Assignment>
According to the embryology text, what happens to an embryo if the cells of the dorsal lip of the blastopore are prevented from invaginating?

Selected excerpt>

One of the outstanding achievements in embryology in the 20th century has been the elucidation of some of the reasons for morphogenesis, that is, the development of pattern and form, and for differentiation, that is, the development of a diversity of cell and tissue types. Observation and experiment, especially on amphibian embryos, have shown that a stimulus emanates from some of the material that invaginates during the process of gastrulation. Those cells that invaginate on what will be the future dorsal side of the embryo have the capacity to induce overlying cells to differentiate into the primary axial organs and associated structures, such as the nervous system, notochord, and muscle segments. If the potentially inducing cells making up the so-called dorsal lip of the blastopore, which is the opening of the cavity of the gastrula, are prevented from invaginating, the embryo remains alive but will not undergo further differentiation. Conversely, grafting a second dorsal lip to the flank of an embryo induces the formation of a secondary embryo out of tissues that normally would have formed something altogether different. Studies show that various chemical substances can imitate in part the stimulus or stimuli that derive from the inducing embryonic tissue.

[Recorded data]
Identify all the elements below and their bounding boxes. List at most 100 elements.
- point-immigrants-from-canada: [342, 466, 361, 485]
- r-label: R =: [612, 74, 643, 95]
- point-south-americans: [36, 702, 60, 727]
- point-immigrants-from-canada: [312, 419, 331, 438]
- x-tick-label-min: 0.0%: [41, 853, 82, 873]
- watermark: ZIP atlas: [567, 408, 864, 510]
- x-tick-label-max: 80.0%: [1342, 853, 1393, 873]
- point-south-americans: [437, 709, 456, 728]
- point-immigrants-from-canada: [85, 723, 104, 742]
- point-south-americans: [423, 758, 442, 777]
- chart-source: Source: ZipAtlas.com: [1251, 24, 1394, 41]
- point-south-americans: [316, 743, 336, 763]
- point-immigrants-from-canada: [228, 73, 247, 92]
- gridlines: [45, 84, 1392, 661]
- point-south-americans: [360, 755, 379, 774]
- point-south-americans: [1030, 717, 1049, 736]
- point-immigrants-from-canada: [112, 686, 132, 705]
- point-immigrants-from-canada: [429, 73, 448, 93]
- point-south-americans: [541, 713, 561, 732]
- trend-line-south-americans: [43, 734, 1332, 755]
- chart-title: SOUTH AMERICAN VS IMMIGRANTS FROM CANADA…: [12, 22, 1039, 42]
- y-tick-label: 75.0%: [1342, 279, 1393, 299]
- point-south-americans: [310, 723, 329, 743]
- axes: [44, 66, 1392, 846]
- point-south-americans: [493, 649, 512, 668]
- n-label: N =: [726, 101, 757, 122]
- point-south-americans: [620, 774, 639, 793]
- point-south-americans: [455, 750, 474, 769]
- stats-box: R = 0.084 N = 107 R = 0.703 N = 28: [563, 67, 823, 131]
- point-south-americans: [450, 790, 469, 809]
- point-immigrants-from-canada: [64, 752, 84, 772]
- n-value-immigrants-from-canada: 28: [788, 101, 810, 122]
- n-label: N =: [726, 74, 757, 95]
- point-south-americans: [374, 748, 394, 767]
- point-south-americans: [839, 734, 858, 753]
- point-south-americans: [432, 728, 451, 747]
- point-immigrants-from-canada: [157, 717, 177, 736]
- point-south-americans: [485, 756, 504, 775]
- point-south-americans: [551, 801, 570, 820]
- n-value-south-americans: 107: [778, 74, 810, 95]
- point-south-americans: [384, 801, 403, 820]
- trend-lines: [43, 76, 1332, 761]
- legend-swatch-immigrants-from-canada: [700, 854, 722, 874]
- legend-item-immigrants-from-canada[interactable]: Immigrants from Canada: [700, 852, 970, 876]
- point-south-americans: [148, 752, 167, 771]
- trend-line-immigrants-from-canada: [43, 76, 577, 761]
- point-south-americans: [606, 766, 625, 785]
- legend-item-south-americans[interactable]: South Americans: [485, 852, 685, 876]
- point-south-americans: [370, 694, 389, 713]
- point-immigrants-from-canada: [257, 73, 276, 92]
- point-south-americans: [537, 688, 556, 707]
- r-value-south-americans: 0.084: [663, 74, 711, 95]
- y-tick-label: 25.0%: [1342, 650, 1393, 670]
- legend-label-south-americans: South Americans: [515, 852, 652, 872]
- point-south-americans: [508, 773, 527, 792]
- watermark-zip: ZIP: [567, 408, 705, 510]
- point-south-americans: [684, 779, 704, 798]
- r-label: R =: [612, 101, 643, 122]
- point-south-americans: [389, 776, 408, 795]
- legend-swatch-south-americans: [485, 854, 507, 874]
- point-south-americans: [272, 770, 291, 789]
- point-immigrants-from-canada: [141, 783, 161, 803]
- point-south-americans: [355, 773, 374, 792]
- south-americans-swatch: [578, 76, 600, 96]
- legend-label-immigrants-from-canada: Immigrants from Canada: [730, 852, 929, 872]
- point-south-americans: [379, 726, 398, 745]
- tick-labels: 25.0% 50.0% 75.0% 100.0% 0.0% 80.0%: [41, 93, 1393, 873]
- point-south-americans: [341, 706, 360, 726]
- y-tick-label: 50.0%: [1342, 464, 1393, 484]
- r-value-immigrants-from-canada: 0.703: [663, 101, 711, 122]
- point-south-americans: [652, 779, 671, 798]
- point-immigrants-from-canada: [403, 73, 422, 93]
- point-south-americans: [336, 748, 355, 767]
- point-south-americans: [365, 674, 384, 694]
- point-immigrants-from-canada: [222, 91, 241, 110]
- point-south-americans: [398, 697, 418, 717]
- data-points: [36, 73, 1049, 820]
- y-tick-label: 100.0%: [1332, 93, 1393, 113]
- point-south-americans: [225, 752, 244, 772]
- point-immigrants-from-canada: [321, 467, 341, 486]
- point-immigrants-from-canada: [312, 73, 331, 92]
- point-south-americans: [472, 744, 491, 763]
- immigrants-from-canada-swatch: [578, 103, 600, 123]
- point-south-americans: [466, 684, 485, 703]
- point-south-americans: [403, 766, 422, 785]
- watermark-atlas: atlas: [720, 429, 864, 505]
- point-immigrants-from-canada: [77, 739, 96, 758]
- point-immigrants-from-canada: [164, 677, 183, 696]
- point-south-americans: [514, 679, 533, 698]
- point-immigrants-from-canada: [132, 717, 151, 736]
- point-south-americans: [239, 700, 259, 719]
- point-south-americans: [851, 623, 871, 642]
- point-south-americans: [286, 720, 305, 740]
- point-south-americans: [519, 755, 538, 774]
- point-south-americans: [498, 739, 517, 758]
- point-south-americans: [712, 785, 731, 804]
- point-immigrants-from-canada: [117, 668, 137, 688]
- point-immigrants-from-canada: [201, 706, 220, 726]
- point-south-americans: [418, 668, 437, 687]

Result of this exercise>
The embryo remains alive but does not undergo further differentiation.